Reproduce each line exactly, including spacing and punctuation.
╭─ Data listing
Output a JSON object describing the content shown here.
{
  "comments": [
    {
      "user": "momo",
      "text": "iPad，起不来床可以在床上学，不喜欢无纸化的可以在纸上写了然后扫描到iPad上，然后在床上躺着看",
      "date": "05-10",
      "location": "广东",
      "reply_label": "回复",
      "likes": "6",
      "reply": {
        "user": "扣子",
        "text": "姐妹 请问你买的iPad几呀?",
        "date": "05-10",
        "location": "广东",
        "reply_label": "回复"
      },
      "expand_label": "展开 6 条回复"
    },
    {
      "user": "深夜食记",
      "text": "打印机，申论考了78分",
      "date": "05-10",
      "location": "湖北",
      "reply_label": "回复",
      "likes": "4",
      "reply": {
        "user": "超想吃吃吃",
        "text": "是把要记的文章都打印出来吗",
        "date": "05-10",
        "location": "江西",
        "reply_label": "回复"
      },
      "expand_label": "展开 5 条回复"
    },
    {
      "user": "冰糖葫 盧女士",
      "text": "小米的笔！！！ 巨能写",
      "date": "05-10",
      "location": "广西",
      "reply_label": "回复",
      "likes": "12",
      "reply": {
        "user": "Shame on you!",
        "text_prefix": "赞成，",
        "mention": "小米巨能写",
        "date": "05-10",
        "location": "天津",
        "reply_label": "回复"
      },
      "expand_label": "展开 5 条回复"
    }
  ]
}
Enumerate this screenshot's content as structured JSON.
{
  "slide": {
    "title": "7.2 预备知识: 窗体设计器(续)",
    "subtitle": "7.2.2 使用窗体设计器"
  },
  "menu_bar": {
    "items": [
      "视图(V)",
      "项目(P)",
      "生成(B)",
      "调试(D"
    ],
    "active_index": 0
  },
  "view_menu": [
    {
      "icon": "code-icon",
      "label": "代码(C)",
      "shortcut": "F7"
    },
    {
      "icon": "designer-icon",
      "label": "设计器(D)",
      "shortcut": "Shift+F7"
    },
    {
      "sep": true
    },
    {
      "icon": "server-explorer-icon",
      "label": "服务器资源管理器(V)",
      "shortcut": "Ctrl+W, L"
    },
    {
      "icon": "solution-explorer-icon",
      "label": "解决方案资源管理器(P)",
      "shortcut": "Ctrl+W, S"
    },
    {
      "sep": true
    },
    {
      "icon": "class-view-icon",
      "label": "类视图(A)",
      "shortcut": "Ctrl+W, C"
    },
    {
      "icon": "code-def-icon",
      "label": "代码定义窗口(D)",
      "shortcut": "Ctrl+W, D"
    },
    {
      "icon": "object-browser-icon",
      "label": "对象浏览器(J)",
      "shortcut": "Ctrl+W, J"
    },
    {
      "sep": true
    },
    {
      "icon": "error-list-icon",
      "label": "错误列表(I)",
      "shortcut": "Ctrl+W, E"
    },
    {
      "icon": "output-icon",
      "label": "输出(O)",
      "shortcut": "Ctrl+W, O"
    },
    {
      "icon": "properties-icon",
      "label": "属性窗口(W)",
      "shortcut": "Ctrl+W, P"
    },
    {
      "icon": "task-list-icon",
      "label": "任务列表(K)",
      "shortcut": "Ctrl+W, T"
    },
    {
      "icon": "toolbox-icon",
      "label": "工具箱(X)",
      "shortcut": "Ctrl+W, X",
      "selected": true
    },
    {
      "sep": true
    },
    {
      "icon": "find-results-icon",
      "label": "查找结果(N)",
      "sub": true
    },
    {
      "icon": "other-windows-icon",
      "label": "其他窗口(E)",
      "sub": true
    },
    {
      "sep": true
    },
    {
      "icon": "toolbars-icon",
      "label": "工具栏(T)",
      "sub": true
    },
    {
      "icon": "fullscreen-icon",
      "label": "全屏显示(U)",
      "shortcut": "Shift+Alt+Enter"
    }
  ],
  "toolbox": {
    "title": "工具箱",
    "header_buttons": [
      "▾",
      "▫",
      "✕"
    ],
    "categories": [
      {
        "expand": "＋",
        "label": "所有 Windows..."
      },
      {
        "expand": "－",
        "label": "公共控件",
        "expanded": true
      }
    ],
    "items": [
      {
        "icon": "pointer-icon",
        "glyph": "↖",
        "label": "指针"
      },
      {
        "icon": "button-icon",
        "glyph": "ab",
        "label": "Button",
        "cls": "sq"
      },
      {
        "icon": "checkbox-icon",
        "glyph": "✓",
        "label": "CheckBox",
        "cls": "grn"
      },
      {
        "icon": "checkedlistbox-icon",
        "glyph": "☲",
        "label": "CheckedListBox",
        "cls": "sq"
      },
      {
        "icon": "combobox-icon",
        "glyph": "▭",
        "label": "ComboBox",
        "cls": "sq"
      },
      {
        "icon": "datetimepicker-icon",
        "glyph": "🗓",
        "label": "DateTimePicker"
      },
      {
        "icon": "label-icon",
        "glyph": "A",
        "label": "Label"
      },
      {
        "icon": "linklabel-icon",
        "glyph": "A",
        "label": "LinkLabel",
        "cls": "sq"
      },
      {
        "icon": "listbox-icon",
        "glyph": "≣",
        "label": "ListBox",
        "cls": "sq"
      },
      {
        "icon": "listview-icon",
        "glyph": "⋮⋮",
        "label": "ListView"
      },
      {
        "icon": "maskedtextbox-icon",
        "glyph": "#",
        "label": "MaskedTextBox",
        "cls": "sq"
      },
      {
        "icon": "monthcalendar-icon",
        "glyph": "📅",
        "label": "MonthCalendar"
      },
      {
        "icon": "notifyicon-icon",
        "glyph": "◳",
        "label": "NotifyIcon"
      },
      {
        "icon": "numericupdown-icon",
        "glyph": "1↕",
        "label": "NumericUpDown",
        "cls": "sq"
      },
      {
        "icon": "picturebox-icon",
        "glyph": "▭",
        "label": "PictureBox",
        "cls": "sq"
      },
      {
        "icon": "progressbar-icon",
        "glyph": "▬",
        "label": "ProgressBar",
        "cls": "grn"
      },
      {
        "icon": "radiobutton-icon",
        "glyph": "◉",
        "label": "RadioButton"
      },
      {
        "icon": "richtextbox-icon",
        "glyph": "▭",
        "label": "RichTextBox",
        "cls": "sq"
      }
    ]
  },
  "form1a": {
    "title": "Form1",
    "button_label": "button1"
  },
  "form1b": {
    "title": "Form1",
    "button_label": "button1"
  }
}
╰─
The output -
Output a JSON object describing the content shown here.
{
  "comments": [
    {
      "user": "momo",
      "text": "iPad，起不来床可以在床上学，不喜欢无纸化的可以在纸上写了然后扫描到iPad上，然后在床上躺着看",
      "date": "05-10",
      "location": "广东",
      "reply_label": "回复",
      "likes": "6",
      "reply": {
        "user": "扣子",
        "text": "姐妹 请问你买的iPad几呀?",
        "date": "05-10",
        "location": "广东",
        "reply_label": "回复"
      },
      "expand_label": "展开 6 条回复"
    },
    {
      "user": "深夜食记",
      "text": "打印机，申论考了78分",
      "date": "05-10",
      "location": "湖北",
      "reply_label": "回复",
      "likes": "4",
      "reply": {
        "user": "超想吃吃吃",
        "text": "是把要记的文章都打印出来吗",
        "date": "05-10",
        "location": "江西",
        "reply_label": "回复"
      },
      "expand_label": "展开 5 条回复"
    },
    {
      "user": "冰糖葫 盧女士",
      "text": "小米的笔！！！ 巨能写",
      "date": "05-10",
      "location": "广西",
      "reply_label": "回复",
      "likes": "12",
      "reply": {
        "user": "Shame on you!",
        "text_prefix": "赞成，",
        "mention": "小米巨能写",
        "date": "05-10",
        "location": "天津",
        "reply_label": "回复"
      },
      "expand_label": "展开 5 条回复"
    }
  ]
}
Enumerate this screenshot's content as structured JSON.
{
  "slide": {
    "title": "7.2 预备知识: 窗体设计器(续)",
    "subtitle": "7.2.2 使用窗体设计器"
  },
  "menu_bar": {
    "items": [
      "视图(V)",
      "项目(P)",
      "生成(B)",
      "调试(D"
    ],
    "active_index": 0
  },
  "view_menu": [
    {
      "icon": "code-icon",
      "label": "代码(C)",
      "shortcut": "F7"
    },
    {
      "icon": "designer-icon",
      "label": "设计器(D)",
      "shortcut": "Shift+F7"
    },
    {
      "sep": true
    },
    {
      "icon": "server-explorer-icon",
      "label": "服务器资源管理器(V)",
      "shortcut": "Ctrl+W, L"
    },
    {
      "icon": "solution-explorer-icon",
      "label": "解决方案资源管理器(P)",
      "shortcut": "Ctrl+W, S"
    },
    {
      "sep": true
    },
    {
      "icon": "class-view-icon",
      "label": "类视图(A)",
      "shortcut": "Ctrl+W, C"
    },
    {
      "icon": "code-def-icon",
      "label": "代码定义窗口(D)",
      "shortcut": "Ctrl+W, D"
    },
    {
      "icon": "object-browser-icon",
      "label": "对象浏览器(J)",
      "shortcut": "Ctrl+W, J"
    },
    {
      "sep": true
    },
    {
      "icon": "error-list-icon",
      "label": "错误列表(I)",
      "shortcut": "Ctrl+W, E"
    },
    {
      "icon": "output-icon",
      "label": "输出(O)",
      "shortcut": "Ctrl+W, O"
    },
    {
      "icon": "properties-icon",
      "label": "属性窗口(W)",
      "shortcut": "Ctrl+W, P"
    },
    {
      "icon": "task-list-icon",
      "label": "任务列表(K)",
      "shortcut": "Ctrl+W, T"
    },
    {
      "icon": "toolbox-icon",
      "label": "工具箱(X)",
      "shortcut": "Ctrl+W, X",
      "selected": true
    },
    {
      "sep": true
    },
    {
      "icon": "find-results-icon",
      "label": "查找结果(N)",
      "sub": true
    },
    {
      "icon": "other-windows-icon",
      "label": "其他窗口(E)",
      "sub": true
    },
    {
      "sep": true
    },
    {
      "icon": "toolbars-icon",
      "label": "工具栏(T)",
      "sub": true
    },
    {
      "icon": "fullscreen-icon",
      "label": "全屏显示(U)",
      "shortcut": "Shift+Alt+Enter"
    }
  ],
  "toolbox": {
    "title": "工具箱",
    "header_buttons": [
      "▾",
      "▫",
      "✕"
    ],
    "categories": [
      {
        "expand": "＋",
        "label": "所有 Windows..."
      },
      {
        "expand": "－",
        "label": "公共控件",
        "expanded": true
      }
    ],
    "items": [
      {
        "icon": "pointer-icon",
        "glyph": "↖",
        "label": "指针"
      },
      {
        "icon": "button-icon",
        "glyph": "ab",
        "label": "Button",
        "cls": "sq"
      },
      {
        "icon": "checkbox-icon",
        "glyph": "✓",
        "label": "CheckBox",
        "cls": "grn"
      },
      {
        "icon": "checkedlistbox-icon",
        "glyph": "☲",
        "label": "CheckedListBox",
        "cls": "sq"
      },
      {
        "icon": "combobox-icon",
        "glyph": "▭",
        "label": "ComboBox",
        "cls": "sq"
      },
      {
        "icon": "datetimepicker-icon",
        "glyph": "🗓",
        "label": "DateTimePicker"
      },
      {
        "icon": "label-icon",
        "glyph": "A",
        "label": "Label"
      },
      {
        "icon": "linklabel-icon",
        "glyph": "A",
        "label": "LinkLabel",
        "cls": "sq"
      },
      {
        "icon": "listbox-icon",
        "glyph": "≣",
        "label": "ListBox",
        "cls": "sq"
      },
      {
        "icon": "listview-icon",
        "glyph": "⋮⋮",
        "label": "ListView"
      },
      {
        "icon": "maskedtextbox-icon",
        "glyph": "#",
        "label": "MaskedTextBox",
        "cls": "sq"
      },
      {
        "icon": "monthcalendar-icon",
        "glyph": "📅",
        "label": "MonthCalendar"
      },
      {
        "icon": "notifyicon-icon",
        "glyph": "◳",
        "label": "NotifyIcon"
      },
      {
        "icon": "numericupdown-icon",
        "glyph": "1↕",
        "label": "NumericUpDown",
        "cls": "sq"
      },
      {
        "icon": "picturebox-icon",
        "glyph": "▭",
        "label": "PictureBox",
        "cls": "sq"
      },
      {
        "icon": "progressbar-icon",
        "glyph": "▬",
        "label": "ProgressBar",
        "cls": "grn"
      },
      {
        "icon": "radiobutton-icon",
        "glyph": "◉",
        "label": "RadioButton"
      },
      {
        "icon": "richtextbox-icon",
        "glyph": "▭",
        "label": "RichTextBox",
        "cls": "sq"
      }
    ]
  },
  "form1a": {
    "title": "Form1",
    "button_label": "button1"
  },
  "form1b": {
    "title": "Form1",
    "button_label": "button1"
  }
}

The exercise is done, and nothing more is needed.